Objective.
Put the data lines into a JSON list of strings, one string per line, starting at the first line of the data and ending at the line that contains "company-name-cell: 陕西中钒昌盛新材料科技有限公司 <box>28", with both ends included. Leave out blank lines.

Exercise materials.
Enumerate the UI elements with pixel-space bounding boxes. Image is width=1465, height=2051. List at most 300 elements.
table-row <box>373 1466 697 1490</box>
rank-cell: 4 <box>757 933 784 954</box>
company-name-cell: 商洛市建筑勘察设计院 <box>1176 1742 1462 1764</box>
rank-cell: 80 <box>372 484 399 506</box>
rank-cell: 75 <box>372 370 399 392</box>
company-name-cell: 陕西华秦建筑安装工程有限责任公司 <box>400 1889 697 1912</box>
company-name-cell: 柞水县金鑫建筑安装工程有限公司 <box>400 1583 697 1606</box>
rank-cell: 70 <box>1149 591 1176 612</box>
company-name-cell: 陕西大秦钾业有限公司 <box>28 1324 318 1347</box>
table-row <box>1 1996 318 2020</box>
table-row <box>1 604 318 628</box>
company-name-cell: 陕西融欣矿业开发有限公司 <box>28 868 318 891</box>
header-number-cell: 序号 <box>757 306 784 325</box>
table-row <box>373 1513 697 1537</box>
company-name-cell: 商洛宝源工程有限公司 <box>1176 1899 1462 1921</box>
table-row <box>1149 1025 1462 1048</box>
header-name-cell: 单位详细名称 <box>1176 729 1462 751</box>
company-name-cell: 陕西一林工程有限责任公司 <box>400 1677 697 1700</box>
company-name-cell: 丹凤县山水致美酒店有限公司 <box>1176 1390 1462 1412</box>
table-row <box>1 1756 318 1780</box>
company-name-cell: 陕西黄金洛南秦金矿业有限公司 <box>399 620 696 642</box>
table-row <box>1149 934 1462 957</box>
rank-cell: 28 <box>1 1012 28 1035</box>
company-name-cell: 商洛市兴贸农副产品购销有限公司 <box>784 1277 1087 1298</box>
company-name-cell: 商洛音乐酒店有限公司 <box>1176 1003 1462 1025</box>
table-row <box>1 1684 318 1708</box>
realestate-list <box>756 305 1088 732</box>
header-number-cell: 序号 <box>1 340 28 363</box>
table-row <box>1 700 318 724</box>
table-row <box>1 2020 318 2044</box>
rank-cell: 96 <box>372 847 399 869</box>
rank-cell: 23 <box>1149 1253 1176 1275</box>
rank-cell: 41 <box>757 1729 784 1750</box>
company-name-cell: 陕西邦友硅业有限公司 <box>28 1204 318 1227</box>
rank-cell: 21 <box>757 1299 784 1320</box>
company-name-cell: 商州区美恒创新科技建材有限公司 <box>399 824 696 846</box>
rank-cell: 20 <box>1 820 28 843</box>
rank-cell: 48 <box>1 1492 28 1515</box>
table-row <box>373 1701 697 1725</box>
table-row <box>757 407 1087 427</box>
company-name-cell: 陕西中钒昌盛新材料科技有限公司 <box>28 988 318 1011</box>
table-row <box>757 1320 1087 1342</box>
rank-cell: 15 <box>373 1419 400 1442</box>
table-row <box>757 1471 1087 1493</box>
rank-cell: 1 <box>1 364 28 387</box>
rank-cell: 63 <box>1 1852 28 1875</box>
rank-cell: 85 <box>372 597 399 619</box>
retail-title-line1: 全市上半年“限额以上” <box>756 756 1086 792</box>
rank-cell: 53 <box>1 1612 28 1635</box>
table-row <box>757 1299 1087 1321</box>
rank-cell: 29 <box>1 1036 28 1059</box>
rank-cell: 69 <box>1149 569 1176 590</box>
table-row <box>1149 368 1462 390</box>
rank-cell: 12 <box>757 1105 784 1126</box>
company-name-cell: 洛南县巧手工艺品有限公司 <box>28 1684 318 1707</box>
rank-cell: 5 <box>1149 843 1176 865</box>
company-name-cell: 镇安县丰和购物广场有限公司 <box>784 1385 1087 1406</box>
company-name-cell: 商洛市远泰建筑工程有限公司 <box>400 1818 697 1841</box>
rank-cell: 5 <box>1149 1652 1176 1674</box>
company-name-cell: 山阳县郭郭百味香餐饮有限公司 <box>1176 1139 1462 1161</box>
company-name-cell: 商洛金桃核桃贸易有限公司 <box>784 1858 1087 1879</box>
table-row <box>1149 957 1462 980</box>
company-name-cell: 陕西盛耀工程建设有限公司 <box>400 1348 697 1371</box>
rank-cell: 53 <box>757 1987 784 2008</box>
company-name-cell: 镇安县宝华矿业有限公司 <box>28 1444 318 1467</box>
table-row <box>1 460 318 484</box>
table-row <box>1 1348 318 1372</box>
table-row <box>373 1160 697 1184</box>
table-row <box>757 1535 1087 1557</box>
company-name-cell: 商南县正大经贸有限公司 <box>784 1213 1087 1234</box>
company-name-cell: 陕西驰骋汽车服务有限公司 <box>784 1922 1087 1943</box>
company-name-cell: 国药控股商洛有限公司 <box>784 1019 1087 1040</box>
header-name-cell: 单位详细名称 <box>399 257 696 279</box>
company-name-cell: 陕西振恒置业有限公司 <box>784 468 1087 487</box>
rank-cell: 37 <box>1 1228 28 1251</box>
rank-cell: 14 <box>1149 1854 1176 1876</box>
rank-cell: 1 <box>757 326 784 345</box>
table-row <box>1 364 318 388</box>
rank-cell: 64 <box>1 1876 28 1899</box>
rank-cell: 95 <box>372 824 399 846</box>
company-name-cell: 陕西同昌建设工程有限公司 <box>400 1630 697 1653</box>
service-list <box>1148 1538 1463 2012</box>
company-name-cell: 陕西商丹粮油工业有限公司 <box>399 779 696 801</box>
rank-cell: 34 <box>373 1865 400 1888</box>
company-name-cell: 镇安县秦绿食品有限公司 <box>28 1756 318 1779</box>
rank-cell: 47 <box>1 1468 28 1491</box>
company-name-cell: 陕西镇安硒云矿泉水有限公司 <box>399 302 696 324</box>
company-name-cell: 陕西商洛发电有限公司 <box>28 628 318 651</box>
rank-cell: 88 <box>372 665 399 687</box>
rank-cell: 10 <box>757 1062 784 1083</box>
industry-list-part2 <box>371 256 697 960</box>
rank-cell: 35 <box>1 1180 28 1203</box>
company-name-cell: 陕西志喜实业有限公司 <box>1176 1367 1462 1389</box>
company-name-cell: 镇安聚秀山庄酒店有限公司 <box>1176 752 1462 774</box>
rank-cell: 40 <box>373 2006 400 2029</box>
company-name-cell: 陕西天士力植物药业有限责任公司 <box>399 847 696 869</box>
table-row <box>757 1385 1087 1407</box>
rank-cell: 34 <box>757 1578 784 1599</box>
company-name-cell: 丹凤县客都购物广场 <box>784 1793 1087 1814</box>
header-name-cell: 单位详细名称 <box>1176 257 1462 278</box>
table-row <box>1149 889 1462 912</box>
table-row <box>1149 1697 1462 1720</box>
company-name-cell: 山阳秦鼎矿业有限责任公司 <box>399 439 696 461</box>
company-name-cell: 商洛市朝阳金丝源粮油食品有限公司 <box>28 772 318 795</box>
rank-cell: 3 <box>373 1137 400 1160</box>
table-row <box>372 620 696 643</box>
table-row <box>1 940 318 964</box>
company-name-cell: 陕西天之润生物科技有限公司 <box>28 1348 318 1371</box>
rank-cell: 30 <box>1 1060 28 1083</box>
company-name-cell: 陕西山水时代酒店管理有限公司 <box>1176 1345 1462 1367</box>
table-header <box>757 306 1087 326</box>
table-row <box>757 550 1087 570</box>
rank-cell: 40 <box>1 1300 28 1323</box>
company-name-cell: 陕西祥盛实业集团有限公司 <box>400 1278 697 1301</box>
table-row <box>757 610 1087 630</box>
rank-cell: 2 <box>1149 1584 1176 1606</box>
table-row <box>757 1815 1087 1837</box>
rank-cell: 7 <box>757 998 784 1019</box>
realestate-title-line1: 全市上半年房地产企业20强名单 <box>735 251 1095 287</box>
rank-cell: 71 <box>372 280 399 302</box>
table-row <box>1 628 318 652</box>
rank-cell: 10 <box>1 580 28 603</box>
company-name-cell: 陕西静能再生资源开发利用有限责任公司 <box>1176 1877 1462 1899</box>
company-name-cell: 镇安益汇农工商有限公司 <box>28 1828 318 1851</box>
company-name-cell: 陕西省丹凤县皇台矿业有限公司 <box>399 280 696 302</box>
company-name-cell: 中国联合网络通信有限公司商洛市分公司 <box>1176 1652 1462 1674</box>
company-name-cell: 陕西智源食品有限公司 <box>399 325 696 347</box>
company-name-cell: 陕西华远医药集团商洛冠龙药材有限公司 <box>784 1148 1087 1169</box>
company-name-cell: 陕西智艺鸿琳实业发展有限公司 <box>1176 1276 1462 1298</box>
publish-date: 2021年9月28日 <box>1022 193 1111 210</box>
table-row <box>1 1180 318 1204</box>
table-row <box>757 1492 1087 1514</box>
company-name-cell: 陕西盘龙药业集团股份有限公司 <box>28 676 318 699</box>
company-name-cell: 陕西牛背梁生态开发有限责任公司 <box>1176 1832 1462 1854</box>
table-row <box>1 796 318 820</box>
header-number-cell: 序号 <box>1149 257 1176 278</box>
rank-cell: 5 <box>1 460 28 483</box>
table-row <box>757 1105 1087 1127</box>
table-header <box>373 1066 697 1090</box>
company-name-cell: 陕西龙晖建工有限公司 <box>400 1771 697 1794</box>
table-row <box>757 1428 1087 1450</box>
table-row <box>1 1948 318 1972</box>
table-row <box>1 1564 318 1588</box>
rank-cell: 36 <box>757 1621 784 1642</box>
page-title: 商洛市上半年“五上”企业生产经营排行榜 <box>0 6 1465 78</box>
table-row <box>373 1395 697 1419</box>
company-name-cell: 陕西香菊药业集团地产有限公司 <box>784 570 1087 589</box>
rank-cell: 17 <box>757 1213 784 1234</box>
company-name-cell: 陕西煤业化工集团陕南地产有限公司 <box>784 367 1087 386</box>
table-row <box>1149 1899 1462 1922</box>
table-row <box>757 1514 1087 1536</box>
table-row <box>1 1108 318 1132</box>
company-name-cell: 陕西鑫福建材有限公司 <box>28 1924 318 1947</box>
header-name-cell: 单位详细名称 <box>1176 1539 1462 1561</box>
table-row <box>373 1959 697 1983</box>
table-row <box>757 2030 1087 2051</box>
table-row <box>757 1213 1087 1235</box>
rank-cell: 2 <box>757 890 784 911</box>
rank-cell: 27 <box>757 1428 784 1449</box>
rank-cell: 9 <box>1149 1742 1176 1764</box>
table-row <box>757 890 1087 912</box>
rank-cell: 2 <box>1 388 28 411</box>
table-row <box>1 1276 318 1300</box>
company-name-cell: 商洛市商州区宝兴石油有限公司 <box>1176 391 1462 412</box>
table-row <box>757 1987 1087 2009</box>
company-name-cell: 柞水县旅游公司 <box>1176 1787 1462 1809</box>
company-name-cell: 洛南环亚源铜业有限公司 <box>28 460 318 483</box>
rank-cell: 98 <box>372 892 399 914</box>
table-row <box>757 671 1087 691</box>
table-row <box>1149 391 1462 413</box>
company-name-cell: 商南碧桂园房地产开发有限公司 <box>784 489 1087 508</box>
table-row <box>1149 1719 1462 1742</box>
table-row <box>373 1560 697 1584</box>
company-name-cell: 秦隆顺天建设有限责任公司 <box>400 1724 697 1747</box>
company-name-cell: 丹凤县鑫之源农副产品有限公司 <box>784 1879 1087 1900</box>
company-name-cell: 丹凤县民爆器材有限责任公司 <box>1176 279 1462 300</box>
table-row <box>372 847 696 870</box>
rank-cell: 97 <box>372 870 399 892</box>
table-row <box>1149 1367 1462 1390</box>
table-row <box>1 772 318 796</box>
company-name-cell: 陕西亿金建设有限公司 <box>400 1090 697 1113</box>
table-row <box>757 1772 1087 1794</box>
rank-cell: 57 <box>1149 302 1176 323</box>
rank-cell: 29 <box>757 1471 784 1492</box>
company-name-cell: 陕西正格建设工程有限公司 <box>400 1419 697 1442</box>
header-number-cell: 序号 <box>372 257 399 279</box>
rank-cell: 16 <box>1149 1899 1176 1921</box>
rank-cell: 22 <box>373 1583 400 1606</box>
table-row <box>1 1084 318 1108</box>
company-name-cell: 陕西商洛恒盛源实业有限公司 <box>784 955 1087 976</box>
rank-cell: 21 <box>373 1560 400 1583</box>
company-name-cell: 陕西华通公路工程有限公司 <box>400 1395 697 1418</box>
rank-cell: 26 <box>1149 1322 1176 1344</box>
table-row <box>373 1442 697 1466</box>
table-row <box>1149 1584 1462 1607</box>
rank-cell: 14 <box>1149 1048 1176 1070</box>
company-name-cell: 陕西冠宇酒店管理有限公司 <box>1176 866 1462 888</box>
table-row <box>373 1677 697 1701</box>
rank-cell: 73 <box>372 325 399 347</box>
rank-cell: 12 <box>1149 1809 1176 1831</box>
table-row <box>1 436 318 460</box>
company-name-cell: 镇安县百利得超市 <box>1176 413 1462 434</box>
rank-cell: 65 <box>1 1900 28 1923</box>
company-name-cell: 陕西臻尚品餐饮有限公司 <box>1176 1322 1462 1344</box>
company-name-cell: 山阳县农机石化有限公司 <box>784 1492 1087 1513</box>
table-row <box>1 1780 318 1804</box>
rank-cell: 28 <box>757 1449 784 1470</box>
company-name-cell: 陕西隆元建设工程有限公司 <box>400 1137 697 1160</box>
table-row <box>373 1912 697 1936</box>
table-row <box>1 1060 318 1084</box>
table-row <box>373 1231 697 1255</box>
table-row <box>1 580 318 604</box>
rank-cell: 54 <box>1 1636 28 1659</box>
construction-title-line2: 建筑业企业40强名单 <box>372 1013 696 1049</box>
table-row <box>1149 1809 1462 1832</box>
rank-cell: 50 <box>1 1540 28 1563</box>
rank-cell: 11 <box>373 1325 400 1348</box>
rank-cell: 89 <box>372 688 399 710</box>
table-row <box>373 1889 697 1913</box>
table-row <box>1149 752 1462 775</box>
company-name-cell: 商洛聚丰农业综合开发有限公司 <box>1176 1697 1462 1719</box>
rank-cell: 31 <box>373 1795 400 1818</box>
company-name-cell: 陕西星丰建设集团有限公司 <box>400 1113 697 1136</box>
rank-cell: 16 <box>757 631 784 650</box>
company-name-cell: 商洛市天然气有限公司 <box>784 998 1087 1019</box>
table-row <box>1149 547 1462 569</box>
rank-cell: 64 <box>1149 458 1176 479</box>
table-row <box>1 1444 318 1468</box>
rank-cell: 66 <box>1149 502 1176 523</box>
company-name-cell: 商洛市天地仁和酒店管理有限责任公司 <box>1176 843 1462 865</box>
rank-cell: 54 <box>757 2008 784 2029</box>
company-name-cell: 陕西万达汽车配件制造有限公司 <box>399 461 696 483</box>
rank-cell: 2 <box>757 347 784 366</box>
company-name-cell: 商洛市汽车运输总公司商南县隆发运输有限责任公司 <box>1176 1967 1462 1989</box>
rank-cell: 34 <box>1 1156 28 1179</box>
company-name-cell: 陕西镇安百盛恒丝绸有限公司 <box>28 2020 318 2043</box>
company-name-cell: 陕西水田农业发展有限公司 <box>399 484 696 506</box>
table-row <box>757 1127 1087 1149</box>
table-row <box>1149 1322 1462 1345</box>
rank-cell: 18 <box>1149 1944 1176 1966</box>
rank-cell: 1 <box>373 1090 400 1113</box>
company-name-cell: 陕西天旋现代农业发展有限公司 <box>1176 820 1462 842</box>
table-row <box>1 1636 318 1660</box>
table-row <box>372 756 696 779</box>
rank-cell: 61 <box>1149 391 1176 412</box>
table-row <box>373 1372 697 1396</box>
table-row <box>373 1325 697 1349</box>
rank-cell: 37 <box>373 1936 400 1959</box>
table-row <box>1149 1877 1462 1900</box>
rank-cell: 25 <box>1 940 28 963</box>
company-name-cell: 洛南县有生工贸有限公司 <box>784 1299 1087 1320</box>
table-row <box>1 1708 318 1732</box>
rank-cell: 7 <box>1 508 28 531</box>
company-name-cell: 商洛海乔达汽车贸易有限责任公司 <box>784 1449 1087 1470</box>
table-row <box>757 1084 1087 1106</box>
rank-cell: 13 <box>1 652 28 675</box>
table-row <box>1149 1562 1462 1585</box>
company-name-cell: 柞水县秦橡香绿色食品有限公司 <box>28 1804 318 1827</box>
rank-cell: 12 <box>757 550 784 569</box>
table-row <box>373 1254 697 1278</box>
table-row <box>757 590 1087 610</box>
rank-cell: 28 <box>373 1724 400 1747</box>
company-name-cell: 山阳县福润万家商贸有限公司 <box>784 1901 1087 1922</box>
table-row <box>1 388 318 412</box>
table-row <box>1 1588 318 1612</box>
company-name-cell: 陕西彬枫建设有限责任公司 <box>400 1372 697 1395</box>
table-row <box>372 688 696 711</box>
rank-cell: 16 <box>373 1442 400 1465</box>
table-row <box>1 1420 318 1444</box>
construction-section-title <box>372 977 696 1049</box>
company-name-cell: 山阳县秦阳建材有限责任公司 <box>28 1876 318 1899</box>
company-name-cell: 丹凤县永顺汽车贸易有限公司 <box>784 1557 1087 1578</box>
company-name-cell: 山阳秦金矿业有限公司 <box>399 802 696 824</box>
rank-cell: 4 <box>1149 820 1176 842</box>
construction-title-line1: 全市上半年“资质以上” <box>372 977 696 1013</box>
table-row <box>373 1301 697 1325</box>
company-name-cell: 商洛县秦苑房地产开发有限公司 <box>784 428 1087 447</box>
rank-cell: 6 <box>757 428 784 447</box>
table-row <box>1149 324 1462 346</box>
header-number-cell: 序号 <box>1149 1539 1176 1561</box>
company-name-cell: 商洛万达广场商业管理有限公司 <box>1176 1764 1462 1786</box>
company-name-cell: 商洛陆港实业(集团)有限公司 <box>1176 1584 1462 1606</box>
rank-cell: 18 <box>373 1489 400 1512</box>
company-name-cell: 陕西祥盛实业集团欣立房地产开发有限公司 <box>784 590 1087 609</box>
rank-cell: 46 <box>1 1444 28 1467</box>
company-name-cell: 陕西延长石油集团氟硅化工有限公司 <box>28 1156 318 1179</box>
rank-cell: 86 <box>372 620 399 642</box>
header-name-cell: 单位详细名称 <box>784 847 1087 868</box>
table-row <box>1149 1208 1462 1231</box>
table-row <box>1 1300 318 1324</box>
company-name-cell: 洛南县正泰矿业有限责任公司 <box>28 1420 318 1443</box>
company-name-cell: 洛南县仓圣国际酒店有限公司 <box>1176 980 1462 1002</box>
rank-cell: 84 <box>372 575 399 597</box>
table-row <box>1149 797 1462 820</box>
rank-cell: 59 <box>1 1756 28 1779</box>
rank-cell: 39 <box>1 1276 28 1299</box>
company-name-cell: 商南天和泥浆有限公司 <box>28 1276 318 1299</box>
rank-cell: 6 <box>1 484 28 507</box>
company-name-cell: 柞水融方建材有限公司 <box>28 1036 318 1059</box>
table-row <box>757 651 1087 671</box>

Complete output.
[
  "Enumerate the UI elements with pixel-space bounding boxes. Image is width=1465, height=2051. List at most 300 elements.",
  "table-row <box>373 1466 697 1490</box>",
  "rank-cell: 4 <box>757 933 784 954</box>",
  "company-name-cell: 商洛市建筑勘察设计院 <box>1176 1742 1462 1764</box>",
  "rank-cell: 80 <box>372 484 399 506</box>",
  "rank-cell: 75 <box>372 370 399 392</box>",
  "company-name-cell: 陕西华秦建筑安装工程有限责任公司 <box>400 1889 697 1912</box>",
  "company-name-cell: 柞水县金鑫建筑安装工程有限公司 <box>400 1583 697 1606</box>",
  "rank-cell: 70 <box>1149 591 1176 612</box>",
  "company-name-cell: 陕西大秦钾业有限公司 <box>28 1324 318 1347</box>",
  "table-row <box>1 1996 318 2020</box>",
  "table-row <box>1 604 318 628</box>",
  "company-name-cell: 陕西融欣矿业开发有限公司 <box>28 868 318 891</box>",
  "header-number-cell: 序号 <box>757 306 784 325</box>",
  "table-row <box>373 1513 697 1537</box>",
  "company-name-cell: 商洛宝源工程有限公司 <box>1176 1899 1462 1921</box>",
  "table-row <box>1149 1025 1462 1048</box>",
  "header-name-cell: 单位详细名称 <box>1176 729 1462 751</box>",
  "company-name-cell: 陕西一林工程有限责任公司 <box>400 1677 697 1700</box>",
  "company-name-cell: 丹凤县山水致美酒店有限公司 <box>1176 1390 1462 1412</box>",
  "table-row <box>1 1756 318 1780</box>",
  "company-name-cell: 陕西黄金洛南秦金矿业有限公司 <box>399 620 696 642</box>",
  "table-row <box>1149 934 1462 957</box>",
  "rank-cell: 28 <box>1 1012 28 1035</box>",
  "company-name-cell: 商洛市兴贸农副产品购销有限公司 <box>784 1277 1087 1298</box>",
  "company-name-cell: 商洛音乐酒店有限公司 <box>1176 1003 1462 1025</box>",
  "table-row <box>1 1684 318 1708</box>",
  "realestate-list <box>756 305 1088 732</box>",
  "header-number-cell: 序号 <box>1 340 28 363</box>",
  "table-row <box>1 700 318 724</box>",
  "table-row <box>1 2020 318 2044</box>",
  "rank-cell: 96 <box>372 847 399 869</box>",
  "rank-cell: 23 <box>1149 1253 1176 1275</box>",
  "rank-cell: 41 <box>757 1729 784 1750</box>",
  "company-name-cell: 陕西邦友硅业有限公司 <box>28 1204 318 1227</box>",
  "rank-cell: 21 <box>757 1299 784 1320</box>",
  "company-name-cell: 商州区美恒创新科技建材有限公司 <box>399 824 696 846</box>",
  "rank-cell: 20 <box>1 820 28 843</box>",
  "rank-cell: 48 <box>1 1492 28 1515</box>",
  "table-row <box>373 1701 697 1725</box>",
  "table-row <box>757 407 1087 427</box>",
  "company-name-cell: 陕西中钒昌盛新材料科技有限公司 <box>28 988 318 1011</box>"
]